Records for the task:
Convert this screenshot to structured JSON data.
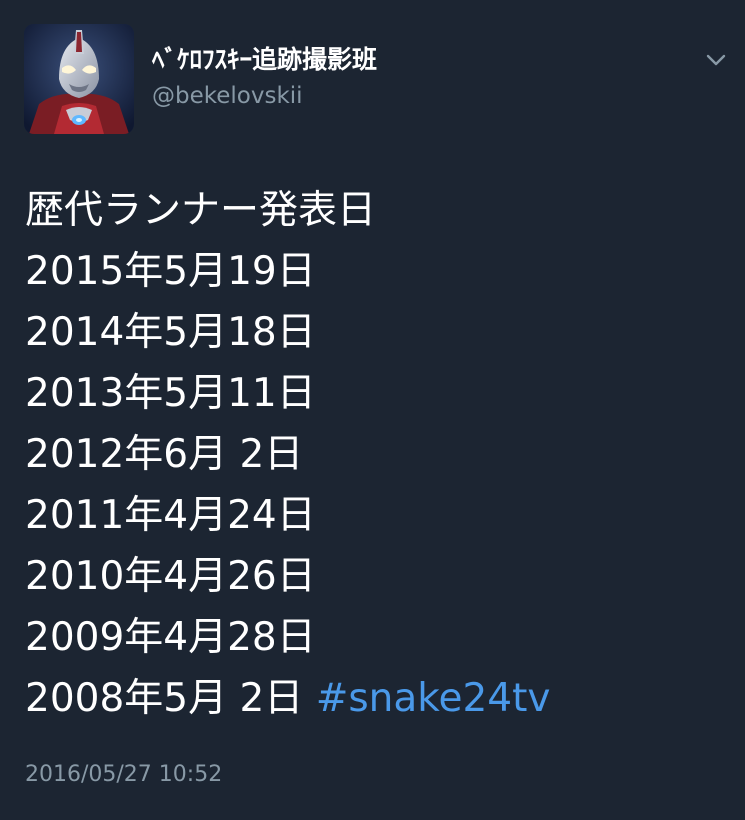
{
  "tweet": {
    "avatar_icon": "ultraman-avatar",
    "display_name": "ﾍﾞｹﾛﾌｽｷｰ追跡撮影班",
    "handle": "@bekelovskii",
    "menu_icon": "chevron-down-icon",
    "lines": [
      "歴代ランナー発表日",
      "2015年5月19日",
      "2014年5月18日",
      "2013年5月11日",
      "2012年6月 2日",
      "2011年4月24日",
      "2010年4月26日",
      "2009年4月28日",
      "2008年5月 2日"
    ],
    "hashtag": "#snake24tv",
    "timestamp": "2016/05/27 10:52"
  },
  "colors": {
    "background": "#1c2532",
    "text": "#ffffff",
    "secondary": "#8899a6",
    "link": "#4a99e9"
  }
}
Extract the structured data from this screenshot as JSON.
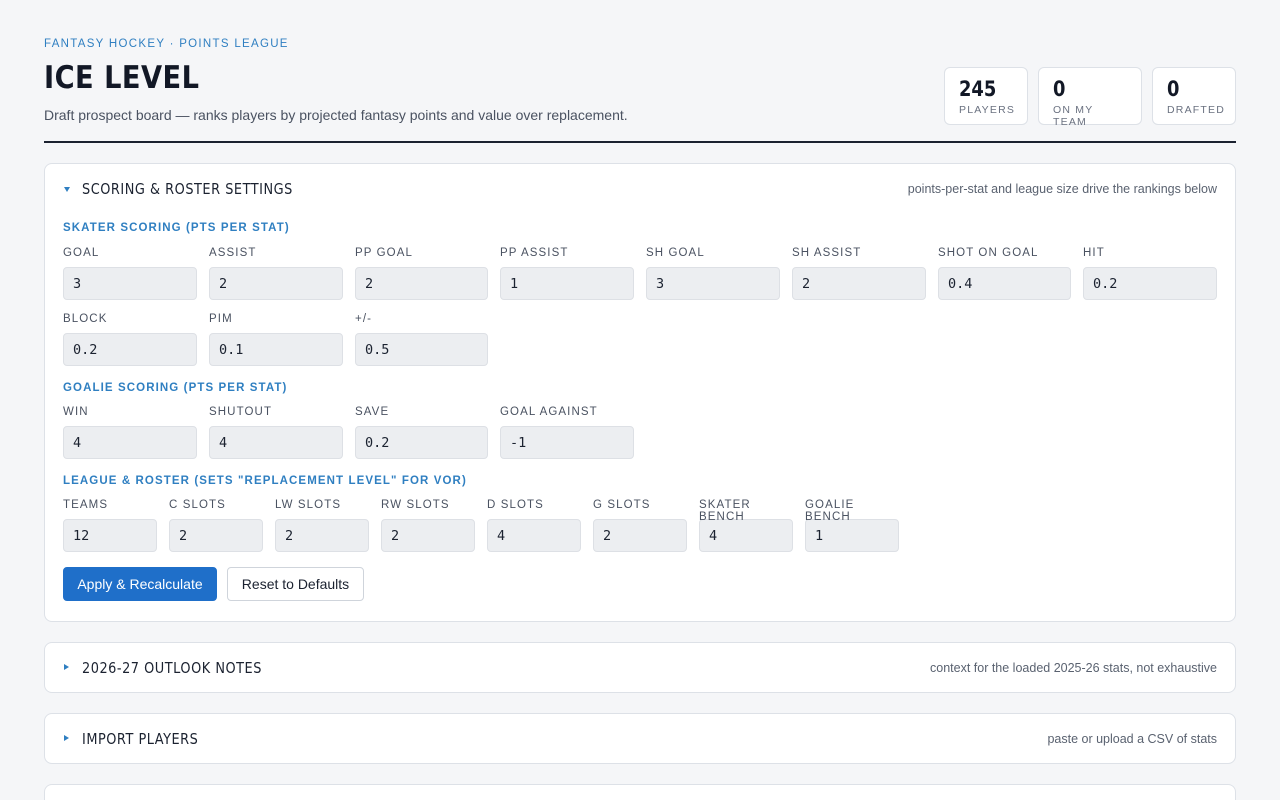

Set task: The entries above are to be returned exactly, without their pictures.

In response:
Convert this screenshot to structured JSON data.
{
  "tweet": {
    "avatar_icon": "ultraman-avatar",
    "display_name": "ﾍﾞｹﾛﾌｽｷｰ追跡撮影班",
    "handle": "@bekelovskii",
    "menu_icon": "chevron-down-icon",
    "lines": [
      "歴代ランナー発表日",
      "2015年5月19日",
      "2014年5月18日",
      "2013年5月11日",
      "2012年6月 2日",
      "2011年4月24日",
      "2010年4月26日",
      "2009年4月28日",
      "2008年5月 2日"
    ],
    "hashtag": "#snake24tv",
    "timestamp": "2016/05/27 10:52"
  },
  "colors": {
    "background": "#1c2532",
    "text": "#ffffff",
    "secondary": "#8899a6",
    "link": "#4a99e9"
  }
}
Extract the structured data from this screenshot as JSON.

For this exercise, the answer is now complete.